_Prompt_
Repeat, without any change, the entries presented below.

_Records supplied_
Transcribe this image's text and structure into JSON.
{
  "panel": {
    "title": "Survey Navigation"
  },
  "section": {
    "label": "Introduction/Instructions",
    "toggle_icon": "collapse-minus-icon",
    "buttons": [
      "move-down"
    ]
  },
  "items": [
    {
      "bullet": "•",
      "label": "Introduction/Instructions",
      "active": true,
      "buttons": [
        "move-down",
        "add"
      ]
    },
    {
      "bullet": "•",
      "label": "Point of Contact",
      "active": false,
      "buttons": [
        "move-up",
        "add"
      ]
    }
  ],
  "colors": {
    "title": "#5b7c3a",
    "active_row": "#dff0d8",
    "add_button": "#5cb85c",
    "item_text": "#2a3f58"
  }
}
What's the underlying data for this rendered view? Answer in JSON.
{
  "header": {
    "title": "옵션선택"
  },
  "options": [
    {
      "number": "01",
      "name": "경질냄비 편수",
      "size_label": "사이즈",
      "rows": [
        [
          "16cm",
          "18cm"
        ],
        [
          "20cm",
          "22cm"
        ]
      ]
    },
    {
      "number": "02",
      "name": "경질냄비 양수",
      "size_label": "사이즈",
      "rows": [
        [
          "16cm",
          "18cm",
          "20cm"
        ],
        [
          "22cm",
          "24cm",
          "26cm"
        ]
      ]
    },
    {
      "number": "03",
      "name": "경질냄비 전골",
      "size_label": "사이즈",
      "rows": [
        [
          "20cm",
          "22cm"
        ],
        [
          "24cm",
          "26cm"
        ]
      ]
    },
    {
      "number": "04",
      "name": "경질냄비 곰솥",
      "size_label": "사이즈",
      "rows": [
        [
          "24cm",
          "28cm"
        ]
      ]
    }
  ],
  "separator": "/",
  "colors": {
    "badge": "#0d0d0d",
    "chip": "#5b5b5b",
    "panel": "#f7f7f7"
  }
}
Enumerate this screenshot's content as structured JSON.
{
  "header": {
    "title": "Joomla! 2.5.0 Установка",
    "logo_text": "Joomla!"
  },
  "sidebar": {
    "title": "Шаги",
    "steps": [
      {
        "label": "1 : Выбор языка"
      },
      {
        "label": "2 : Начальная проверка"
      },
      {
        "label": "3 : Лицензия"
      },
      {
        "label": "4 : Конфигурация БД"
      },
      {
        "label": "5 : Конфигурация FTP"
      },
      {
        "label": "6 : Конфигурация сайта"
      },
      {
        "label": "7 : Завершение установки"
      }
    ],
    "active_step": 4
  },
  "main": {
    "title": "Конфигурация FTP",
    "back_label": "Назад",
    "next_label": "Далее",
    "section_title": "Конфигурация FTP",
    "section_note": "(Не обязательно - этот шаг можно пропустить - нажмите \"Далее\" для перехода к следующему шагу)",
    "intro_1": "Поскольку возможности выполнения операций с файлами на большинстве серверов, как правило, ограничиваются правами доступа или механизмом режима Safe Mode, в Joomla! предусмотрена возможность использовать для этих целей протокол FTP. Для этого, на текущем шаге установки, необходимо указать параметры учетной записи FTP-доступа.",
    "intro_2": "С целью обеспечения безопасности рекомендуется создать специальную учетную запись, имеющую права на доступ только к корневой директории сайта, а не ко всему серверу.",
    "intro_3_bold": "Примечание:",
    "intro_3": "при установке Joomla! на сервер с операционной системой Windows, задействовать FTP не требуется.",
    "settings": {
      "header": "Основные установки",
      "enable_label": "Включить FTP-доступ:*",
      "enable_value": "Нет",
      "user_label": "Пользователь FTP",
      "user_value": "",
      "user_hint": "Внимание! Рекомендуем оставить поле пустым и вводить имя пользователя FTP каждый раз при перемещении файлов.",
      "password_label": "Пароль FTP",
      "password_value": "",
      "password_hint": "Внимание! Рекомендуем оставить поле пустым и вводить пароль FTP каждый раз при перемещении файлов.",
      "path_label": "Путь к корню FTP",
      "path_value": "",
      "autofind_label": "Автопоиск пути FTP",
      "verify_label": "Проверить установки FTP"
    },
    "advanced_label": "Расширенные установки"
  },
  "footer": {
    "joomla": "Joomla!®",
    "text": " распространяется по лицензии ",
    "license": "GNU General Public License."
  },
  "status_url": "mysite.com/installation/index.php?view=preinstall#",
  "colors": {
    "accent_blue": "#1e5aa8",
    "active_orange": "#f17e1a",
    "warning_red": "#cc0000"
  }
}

_Correct answer_
Transcribe this image's text and structure into JSON.
{
  "panel": {
    "title": "Survey Navigation"
  },
  "section": {
    "label": "Introduction/Instructions",
    "toggle_icon": "collapse-minus-icon",
    "buttons": [
      "move-down"
    ]
  },
  "items": [
    {
      "bullet": "•",
      "label": "Introduction/Instructions",
      "active": true,
      "buttons": [
        "move-down",
        "add"
      ]
    },
    {
      "bullet": "•",
      "label": "Point of Contact",
      "active": false,
      "buttons": [
        "move-up",
        "add"
      ]
    }
  ],
  "colors": {
    "title": "#5b7c3a",
    "active_row": "#dff0d8",
    "add_button": "#5cb85c",
    "item_text": "#2a3f58"
  }
}
What's the underlying data for this rendered view? Answer in JSON.
{
  "header": {
    "title": "옵션선택"
  },
  "options": [
    {
      "number": "01",
      "name": "경질냄비 편수",
      "size_label": "사이즈",
      "rows": [
        [
          "16cm",
          "18cm"
        ],
        [
          "20cm",
          "22cm"
        ]
      ]
    },
    {
      "number": "02",
      "name": "경질냄비 양수",
      "size_label": "사이즈",
      "rows": [
        [
          "16cm",
          "18cm",
          "20cm"
        ],
        [
          "22cm",
          "24cm",
          "26cm"
        ]
      ]
    },
    {
      "number": "03",
      "name": "경질냄비 전골",
      "size_label": "사이즈",
      "rows": [
        [
          "20cm",
          "22cm"
        ],
        [
          "24cm",
          "26cm"
        ]
      ]
    },
    {
      "number": "04",
      "name": "경질냄비 곰솥",
      "size_label": "사이즈",
      "rows": [
        [
          "24cm",
          "28cm"
        ]
      ]
    }
  ],
  "separator": "/",
  "colors": {
    "badge": "#0d0d0d",
    "chip": "#5b5b5b",
    "panel": "#f7f7f7"
  }
}
Enumerate this screenshot's content as structured JSON.
{
  "header": {
    "title": "Joomla! 2.5.0 Установка",
    "logo_text": "Joomla!"
  },
  "sidebar": {
    "title": "Шаги",
    "steps": [
      {
        "label": "1 : Выбор языка"
      },
      {
        "label": "2 : Начальная проверка"
      },
      {
        "label": "3 : Лицензия"
      },
      {
        "label": "4 : Конфигурация БД"
      },
      {
        "label": "5 : Конфигурация FTP"
      },
      {
        "label": "6 : Конфигурация сайта"
      },
      {
        "label": "7 : Завершение установки"
      }
    ],
    "active_step": 4
  },
  "main": {
    "title": "Конфигурация FTP",
    "back_label": "Назад",
    "next_label": "Далее",
    "section_title": "Конфигурация FTP",
    "section_note": "(Не обязательно - этот шаг можно пропустить - нажмите \"Далее\" для перехода к следующему шагу)",
    "intro_1": "Поскольку возможности выполнения операций с файлами на большинстве серверов, как правило, ограничиваются правами доступа или механизмом режима Safe Mode, в Joomla! предусмотрена возможность использовать для этих целей протокол FTP. Для этого, на текущем шаге установки, необходимо указать параметры учетной записи FTP-доступа.",
    "intro_2": "С целью обеспечения безопасности рекомендуется создать специальную учетную запись, имеющую права на доступ только к корневой директории сайта, а не ко всему серверу.",
    "intro_3_bold": "Примечание:",
    "intro_3": "при установке Joomla! на сервер с операционной системой Windows, задействовать FTP не требуется.",
    "settings": {
      "header": "Основные установки",
      "enable_label": "Включить FTP-доступ:*",
      "enable_value": "Нет",
      "user_label": "Пользователь FTP",
      "user_value": "",
      "user_hint": "Внимание! Рекомендуем оставить поле пустым и вводить имя пользователя FTP каждый раз при перемещении файлов.",
      "password_label": "Пароль FTP",
      "password_value": "",
      "password_hint": "Внимание! Рекомендуем оставить поле пустым и вводить пароль FTP каждый раз при перемещении файлов.",
      "path_label": "Путь к корню FTP",
      "path_value": "",
      "autofind_label": "Автопоиск пути FTP",
      "verify_label": "Проверить установки FTP"
    },
    "advanced_label": "Расширенные установки"
  },
  "footer": {
    "joomla": "Joomla!®",
    "text": " распространяется по лицензии ",
    "license": "GNU General Public License."
  },
  "status_url": "mysite.com/installation/index.php?view=preinstall#",
  "colors": {
    "accent_blue": "#1e5aa8",
    "active_orange": "#f17e1a",
    "warning_red": "#cc0000"
  }
}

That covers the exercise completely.